__Stated exercise__:
Write out each line that follows exactly as it stands, without the pictures.

__Dataset entries__:
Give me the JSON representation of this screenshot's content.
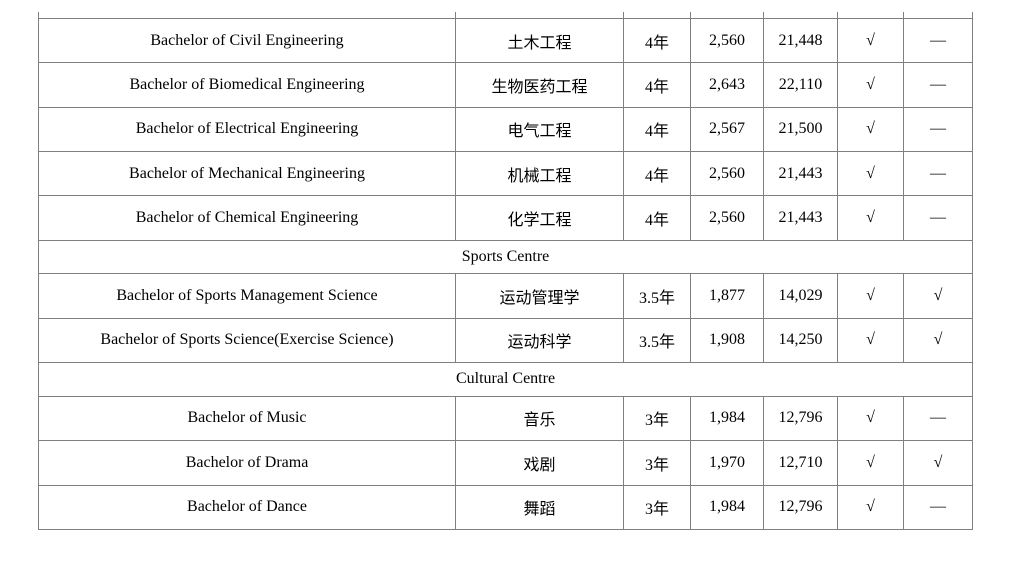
{
  "table": {
    "border_color": "#808080",
    "text_color": "#000000",
    "columns": [
      "name_en",
      "name_zh",
      "duration",
      "value1",
      "value2",
      "mark1",
      "mark2"
    ],
    "sections": [
      {
        "header": null,
        "rows": [
          {
            "name_en": "Bachelor of Civil Engineering",
            "name_zh": "土木工程",
            "duration": "4年",
            "value1": "2,560",
            "value2": "21,448",
            "mark1": "√",
            "mark2": "—"
          },
          {
            "name_en": "Bachelor of Biomedical Engineering",
            "name_zh": "生物医药工程",
            "duration": "4年",
            "value1": "2,643",
            "value2": "22,110",
            "mark1": "√",
            "mark2": "—"
          },
          {
            "name_en": "Bachelor of Electrical Engineering",
            "name_zh": "电气工程",
            "duration": "4年",
            "value1": "2,567",
            "value2": "21,500",
            "mark1": "√",
            "mark2": "—"
          },
          {
            "name_en": "Bachelor of Mechanical Engineering",
            "name_zh": "机械工程",
            "duration": "4年",
            "value1": "2,560",
            "value2": "21,443",
            "mark1": "√",
            "mark2": "—"
          },
          {
            "name_en": "Bachelor of Chemical Engineering",
            "name_zh": "化学工程",
            "duration": "4年",
            "value1": "2,560",
            "value2": "21,443",
            "mark1": "√",
            "mark2": "—"
          }
        ]
      },
      {
        "header": "Sports Centre",
        "rows": [
          {
            "name_en": "Bachelor of Sports Management Science",
            "name_zh": "运动管理学",
            "duration": "3.5年",
            "value1": "1,877",
            "value2": "14,029",
            "mark1": "√",
            "mark2": "√"
          },
          {
            "name_en": "Bachelor of Sports Science(Exercise Science)",
            "name_zh": "运动科学",
            "duration": "3.5年",
            "value1": "1,908",
            "value2": "14,250",
            "mark1": "√",
            "mark2": "√"
          }
        ]
      },
      {
        "header": "Cultural Centre",
        "rows": [
          {
            "name_en": "Bachelor of Music",
            "name_zh": "音乐",
            "duration": "3年",
            "value1": "1,984",
            "value2": "12,796",
            "mark1": "√",
            "mark2": "—"
          },
          {
            "name_en": "Bachelor of Drama",
            "name_zh": "戏剧",
            "duration": "3年",
            "value1": "1,970",
            "value2": "12,710",
            "mark1": "√",
            "mark2": "√"
          },
          {
            "name_en": "Bachelor of Dance",
            "name_zh": "舞蹈",
            "duration": "3年",
            "value1": "1,984",
            "value2": "12,796",
            "mark1": "√",
            "mark2": "—"
          }
        ]
      }
    ]
  }
}
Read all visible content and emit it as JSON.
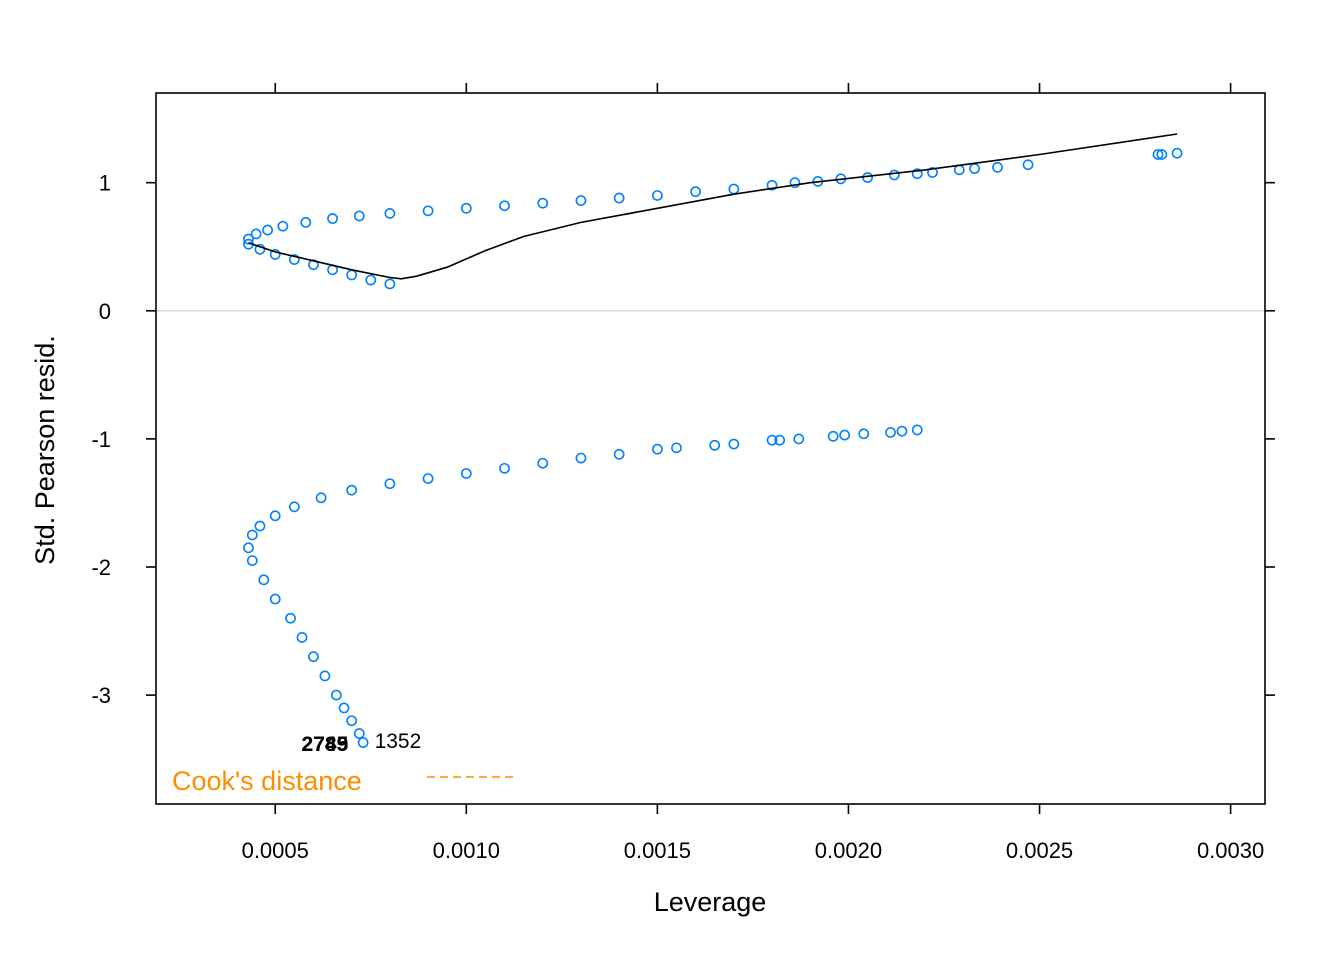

__Task result__:
Give me the JSON representation of this screenshot's content.
{
  "table": {
    "border_color": "#808080",
    "text_color": "#000000",
    "columns": [
      "name_en",
      "name_zh",
      "duration",
      "value1",
      "value2",
      "mark1",
      "mark2"
    ],
    "sections": [
      {
        "header": null,
        "rows": [
          {
            "name_en": "Bachelor of Civil Engineering",
            "name_zh": "土木工程",
            "duration": "4年",
            "value1": "2,560",
            "value2": "21,448",
            "mark1": "√",
            "mark2": "—"
          },
          {
            "name_en": "Bachelor of Biomedical Engineering",
            "name_zh": "生物医药工程",
            "duration": "4年",
            "value1": "2,643",
            "value2": "22,110",
            "mark1": "√",
            "mark2": "—"
          },
          {
            "name_en": "Bachelor of Electrical Engineering",
            "name_zh": "电气工程",
            "duration": "4年",
            "value1": "2,567",
            "value2": "21,500",
            "mark1": "√",
            "mark2": "—"
          },
          {
            "name_en": "Bachelor of Mechanical Engineering",
            "name_zh": "机械工程",
            "duration": "4年",
            "value1": "2,560",
            "value2": "21,443",
            "mark1": "√",
            "mark2": "—"
          },
          {
            "name_en": "Bachelor of Chemical Engineering",
            "name_zh": "化学工程",
            "duration": "4年",
            "value1": "2,560",
            "value2": "21,443",
            "mark1": "√",
            "mark2": "—"
          }
        ]
      },
      {
        "header": "Sports Centre",
        "rows": [
          {
            "name_en": "Bachelor of Sports Management Science",
            "name_zh": "运动管理学",
            "duration": "3.5年",
            "value1": "1,877",
            "value2": "14,029",
            "mark1": "√",
            "mark2": "√"
          },
          {
            "name_en": "Bachelor of Sports Science(Exercise Science)",
            "name_zh": "运动科学",
            "duration": "3.5年",
            "value1": "1,908",
            "value2": "14,250",
            "mark1": "√",
            "mark2": "√"
          }
        ]
      },
      {
        "header": "Cultural Centre",
        "rows": [
          {
            "name_en": "Bachelor of Music",
            "name_zh": "音乐",
            "duration": "3年",
            "value1": "1,984",
            "value2": "12,796",
            "mark1": "√",
            "mark2": "—"
          },
          {
            "name_en": "Bachelor of Drama",
            "name_zh": "戏剧",
            "duration": "3年",
            "value1": "1,970",
            "value2": "12,710",
            "mark1": "√",
            "mark2": "√"
          },
          {
            "name_en": "Bachelor of Dance",
            "name_zh": "舞蹈",
            "duration": "3年",
            "value1": "1,984",
            "value2": "12,796",
            "mark1": "√",
            "mark2": "—"
          }
        ]
      }
    ]
  }
}
Read all visible content and emit it as JSON.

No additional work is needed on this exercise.